そのうち末の弟は8つ離れていたこともあり、小学生だった私に新しく生まれてきた弟は目に入れても痛くないレベルに可愛く、リアル赤ちゃん人形を手に入れたくらいにせっせと可愛がった。

おむつはもちろん変えたし、近所の友達と井戸端で話すときには弟を腰骨の上に乗せ、市場で子育てしながら働くおばちゃんよろしく5人の子供を産んだ手練れみたいだった。ご想像の通り、体格もなかなかしっかりしていた。太ってはいない。その頃は。(たぶん)

近所の友達に初めて末っ子の弟を紹介するとき、

「見て見て〜、これ私の弟♡」と集まった友達に発表した目線の先に2つ下の弟がおり、それを見て「あ、これも」と言ったらしい。と大人になって母に聞かされた。ごめん弟1号。

» **作業内容**
[a] 抜粋によると、末の弟は筆者と何歳離れていましたか。
[b] 弟たちとの思い出を綴った抜粋の続きを、最後の文の後から書いてください。

» **収集データ**
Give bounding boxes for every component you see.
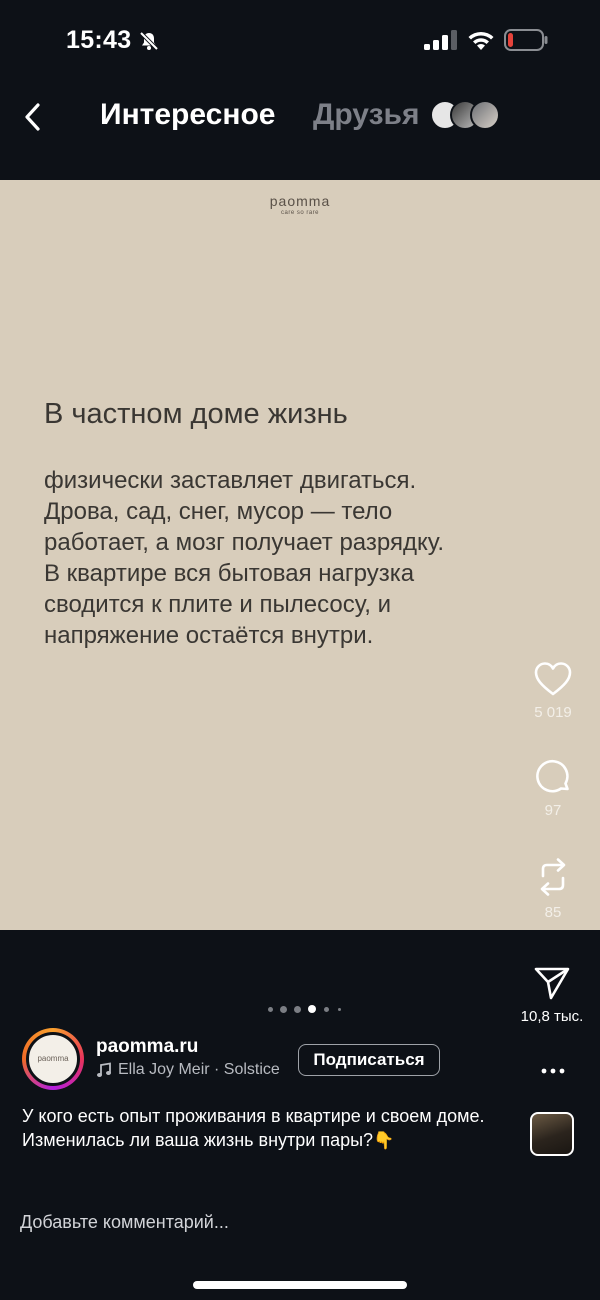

» **作業別の結果**
[a] 8歳離れていました。

[b]
そんな末っ子に、昨年子供が生まれた。

信じられない。

父も母も末っ子には異常に甘く、うちの家庭で育った後に、東京で一人暮らしするには相当の苦労があったと思う。社会の厳しさを1つも知らない状態で上京したからだ。純粋で頑固で、優しくて、現実的にも精神的にも汚いことが苦手な弟は、いろんな人に傷つけられたんじゃないだろうか。

あまりにも家族みんなに甘やかされ、転ぶ前に手を差し伸べられ、浮世離れした弟は、東京に1人で出た後に自分が世間を知らないことを嫌というほど思い知らされ、少しずつ少しずつ努力し、人間らしくなっていった。それでも、いや、それだからか、親や姉、兄、自分よりも目上の人間から差し伸べられる「助け」のようなものに酷く敏感である。自分だけでやりたい、助けて欲しくない、というように見える。

私と末っ子には共通点があって、人との付き合いにあたり距離感がすごく重要な人間であることだ。いわゆる「水くさい」方が気が楽なのだ。都会が居心地よく、結果そこに居つく人間はおそらくそうであろうと思う。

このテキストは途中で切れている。